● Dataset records
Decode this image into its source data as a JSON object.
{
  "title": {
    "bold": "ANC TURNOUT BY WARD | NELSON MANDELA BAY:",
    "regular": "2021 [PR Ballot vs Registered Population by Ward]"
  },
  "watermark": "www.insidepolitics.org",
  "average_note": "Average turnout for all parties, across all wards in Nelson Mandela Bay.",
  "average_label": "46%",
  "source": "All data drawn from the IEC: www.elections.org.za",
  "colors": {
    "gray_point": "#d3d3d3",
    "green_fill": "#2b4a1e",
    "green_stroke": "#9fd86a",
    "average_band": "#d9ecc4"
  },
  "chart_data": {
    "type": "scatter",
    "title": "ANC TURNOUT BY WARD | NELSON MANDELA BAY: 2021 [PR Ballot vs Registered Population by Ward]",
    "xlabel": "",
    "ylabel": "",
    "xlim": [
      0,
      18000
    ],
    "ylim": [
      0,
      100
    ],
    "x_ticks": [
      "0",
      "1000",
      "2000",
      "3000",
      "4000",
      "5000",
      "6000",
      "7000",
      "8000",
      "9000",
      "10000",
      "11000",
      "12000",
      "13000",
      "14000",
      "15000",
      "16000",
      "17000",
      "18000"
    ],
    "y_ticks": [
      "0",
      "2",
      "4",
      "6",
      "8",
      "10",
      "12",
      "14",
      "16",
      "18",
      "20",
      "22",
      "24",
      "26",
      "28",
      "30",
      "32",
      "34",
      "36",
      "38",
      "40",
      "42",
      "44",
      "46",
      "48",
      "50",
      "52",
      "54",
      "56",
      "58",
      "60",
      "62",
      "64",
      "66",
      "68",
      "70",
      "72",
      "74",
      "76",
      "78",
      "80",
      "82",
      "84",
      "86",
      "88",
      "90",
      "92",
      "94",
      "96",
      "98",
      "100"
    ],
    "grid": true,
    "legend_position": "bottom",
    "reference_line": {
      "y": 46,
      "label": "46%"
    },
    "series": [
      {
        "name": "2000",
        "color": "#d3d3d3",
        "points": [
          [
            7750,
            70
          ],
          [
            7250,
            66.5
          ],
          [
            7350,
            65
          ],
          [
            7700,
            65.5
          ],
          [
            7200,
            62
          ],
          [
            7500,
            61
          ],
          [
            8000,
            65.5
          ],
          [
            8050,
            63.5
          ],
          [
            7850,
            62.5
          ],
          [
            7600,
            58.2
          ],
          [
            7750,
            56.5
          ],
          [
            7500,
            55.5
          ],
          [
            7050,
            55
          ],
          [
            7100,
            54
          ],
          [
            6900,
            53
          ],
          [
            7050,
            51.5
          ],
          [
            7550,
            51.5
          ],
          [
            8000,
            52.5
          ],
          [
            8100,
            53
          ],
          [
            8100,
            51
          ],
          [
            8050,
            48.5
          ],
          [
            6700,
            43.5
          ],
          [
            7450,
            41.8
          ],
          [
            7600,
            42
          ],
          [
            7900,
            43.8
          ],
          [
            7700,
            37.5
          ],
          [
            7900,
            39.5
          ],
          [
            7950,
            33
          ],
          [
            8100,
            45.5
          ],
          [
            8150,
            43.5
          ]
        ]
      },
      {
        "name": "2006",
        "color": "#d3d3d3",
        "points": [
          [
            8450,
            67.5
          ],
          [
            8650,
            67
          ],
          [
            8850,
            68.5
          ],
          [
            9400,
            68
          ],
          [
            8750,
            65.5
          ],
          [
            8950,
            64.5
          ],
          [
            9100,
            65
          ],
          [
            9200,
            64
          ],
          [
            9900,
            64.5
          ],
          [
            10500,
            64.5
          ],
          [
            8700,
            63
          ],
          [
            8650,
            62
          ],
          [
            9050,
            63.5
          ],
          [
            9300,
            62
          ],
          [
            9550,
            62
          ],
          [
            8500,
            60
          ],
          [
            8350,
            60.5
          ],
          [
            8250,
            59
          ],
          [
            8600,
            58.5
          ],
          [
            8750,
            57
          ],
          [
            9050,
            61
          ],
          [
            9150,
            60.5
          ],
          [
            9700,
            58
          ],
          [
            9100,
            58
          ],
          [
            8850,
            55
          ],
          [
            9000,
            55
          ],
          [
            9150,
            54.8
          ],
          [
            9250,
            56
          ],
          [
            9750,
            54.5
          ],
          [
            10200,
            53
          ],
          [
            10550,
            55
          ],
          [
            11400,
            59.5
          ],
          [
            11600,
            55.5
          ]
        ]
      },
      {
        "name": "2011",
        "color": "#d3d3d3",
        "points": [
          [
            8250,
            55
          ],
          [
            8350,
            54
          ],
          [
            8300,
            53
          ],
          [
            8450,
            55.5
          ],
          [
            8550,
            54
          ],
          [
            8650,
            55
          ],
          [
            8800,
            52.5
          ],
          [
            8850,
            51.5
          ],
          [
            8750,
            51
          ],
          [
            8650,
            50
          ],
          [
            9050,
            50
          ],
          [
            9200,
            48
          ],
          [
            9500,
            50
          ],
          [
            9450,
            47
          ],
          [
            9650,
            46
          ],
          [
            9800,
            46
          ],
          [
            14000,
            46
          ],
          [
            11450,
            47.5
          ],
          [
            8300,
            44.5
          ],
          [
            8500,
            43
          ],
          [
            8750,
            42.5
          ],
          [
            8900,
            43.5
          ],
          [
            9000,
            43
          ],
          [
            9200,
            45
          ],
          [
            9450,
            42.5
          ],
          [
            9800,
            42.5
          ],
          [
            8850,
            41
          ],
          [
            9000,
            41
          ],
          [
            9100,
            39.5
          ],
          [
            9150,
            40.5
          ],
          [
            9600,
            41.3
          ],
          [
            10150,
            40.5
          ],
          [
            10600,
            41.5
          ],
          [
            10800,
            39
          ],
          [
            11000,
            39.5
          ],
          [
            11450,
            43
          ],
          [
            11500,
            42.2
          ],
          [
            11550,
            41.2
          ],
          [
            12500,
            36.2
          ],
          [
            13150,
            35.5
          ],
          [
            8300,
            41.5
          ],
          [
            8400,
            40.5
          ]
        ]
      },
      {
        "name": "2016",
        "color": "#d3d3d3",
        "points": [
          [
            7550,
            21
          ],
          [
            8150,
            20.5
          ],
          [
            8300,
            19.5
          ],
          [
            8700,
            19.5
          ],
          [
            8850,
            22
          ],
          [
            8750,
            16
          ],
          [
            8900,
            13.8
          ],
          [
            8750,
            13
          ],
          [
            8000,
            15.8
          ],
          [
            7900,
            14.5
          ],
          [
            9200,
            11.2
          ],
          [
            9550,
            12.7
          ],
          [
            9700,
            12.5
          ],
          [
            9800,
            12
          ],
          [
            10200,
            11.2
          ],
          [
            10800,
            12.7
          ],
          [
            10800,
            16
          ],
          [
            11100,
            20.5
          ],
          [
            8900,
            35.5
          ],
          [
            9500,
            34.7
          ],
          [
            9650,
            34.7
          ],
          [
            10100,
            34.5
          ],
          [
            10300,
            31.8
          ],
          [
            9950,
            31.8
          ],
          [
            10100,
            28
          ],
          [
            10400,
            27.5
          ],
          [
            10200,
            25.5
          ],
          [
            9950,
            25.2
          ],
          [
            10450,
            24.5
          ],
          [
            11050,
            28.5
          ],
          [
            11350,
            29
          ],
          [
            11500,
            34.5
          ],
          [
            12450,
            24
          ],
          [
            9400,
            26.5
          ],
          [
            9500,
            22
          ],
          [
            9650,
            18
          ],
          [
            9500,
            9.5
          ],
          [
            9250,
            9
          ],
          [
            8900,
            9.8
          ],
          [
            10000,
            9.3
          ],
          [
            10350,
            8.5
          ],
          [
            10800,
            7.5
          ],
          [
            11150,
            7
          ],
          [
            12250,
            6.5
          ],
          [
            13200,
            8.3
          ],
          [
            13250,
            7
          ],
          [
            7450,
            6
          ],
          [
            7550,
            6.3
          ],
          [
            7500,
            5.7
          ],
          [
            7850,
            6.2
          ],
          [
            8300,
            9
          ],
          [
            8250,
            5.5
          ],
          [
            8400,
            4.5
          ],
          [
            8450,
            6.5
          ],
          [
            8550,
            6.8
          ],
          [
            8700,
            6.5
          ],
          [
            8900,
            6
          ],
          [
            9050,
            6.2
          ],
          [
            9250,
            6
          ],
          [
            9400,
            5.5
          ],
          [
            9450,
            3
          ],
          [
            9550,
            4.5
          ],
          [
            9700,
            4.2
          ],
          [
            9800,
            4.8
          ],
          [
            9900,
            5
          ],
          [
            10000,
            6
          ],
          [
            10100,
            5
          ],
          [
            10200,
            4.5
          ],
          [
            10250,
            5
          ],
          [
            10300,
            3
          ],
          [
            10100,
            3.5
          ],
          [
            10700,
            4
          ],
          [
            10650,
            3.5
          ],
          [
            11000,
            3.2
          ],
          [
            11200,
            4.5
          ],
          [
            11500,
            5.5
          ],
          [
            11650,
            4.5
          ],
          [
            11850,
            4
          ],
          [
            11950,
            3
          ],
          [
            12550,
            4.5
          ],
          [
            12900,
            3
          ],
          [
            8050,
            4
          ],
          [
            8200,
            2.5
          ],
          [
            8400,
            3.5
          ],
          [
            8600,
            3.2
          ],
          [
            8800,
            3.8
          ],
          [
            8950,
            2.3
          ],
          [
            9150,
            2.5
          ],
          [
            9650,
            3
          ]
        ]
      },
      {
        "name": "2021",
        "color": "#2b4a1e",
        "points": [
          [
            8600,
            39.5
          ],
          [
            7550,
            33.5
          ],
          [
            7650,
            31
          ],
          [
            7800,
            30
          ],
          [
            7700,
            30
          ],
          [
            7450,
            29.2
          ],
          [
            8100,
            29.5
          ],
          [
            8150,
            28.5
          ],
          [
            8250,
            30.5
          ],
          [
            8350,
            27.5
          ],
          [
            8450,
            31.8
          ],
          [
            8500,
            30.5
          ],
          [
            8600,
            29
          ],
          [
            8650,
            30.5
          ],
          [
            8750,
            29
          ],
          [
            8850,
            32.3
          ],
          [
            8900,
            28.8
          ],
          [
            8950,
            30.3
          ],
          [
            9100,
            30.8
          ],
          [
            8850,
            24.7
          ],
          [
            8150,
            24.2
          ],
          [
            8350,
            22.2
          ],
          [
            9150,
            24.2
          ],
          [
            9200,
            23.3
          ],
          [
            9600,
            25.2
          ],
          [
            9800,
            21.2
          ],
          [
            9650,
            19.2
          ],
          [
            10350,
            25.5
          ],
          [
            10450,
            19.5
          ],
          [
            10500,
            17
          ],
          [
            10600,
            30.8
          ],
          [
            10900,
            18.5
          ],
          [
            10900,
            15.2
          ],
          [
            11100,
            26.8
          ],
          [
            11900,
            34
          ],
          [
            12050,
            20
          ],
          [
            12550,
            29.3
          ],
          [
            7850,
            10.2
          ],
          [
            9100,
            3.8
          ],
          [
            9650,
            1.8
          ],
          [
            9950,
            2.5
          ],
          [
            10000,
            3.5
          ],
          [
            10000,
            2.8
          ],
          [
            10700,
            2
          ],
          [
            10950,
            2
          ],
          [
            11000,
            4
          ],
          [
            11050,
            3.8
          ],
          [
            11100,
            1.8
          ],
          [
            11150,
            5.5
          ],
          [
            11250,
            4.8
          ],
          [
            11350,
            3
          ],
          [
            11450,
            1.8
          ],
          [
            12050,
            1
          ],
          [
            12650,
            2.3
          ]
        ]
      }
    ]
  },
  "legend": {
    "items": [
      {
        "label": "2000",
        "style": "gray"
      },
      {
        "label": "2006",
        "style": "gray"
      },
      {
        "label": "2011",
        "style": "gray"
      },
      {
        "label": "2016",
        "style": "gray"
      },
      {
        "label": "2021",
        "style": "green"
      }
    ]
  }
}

● Task prompt
Copy each line of the records containing the string "Registered".

● Correct answer
    "regular": "2021 [PR Ballot vs Registered Population by Ward]"
    "title": "ANC TURNOUT BY WARD | NELSON MANDELA BAY: 2021 [PR Ballot vs Registered Population by Ward]",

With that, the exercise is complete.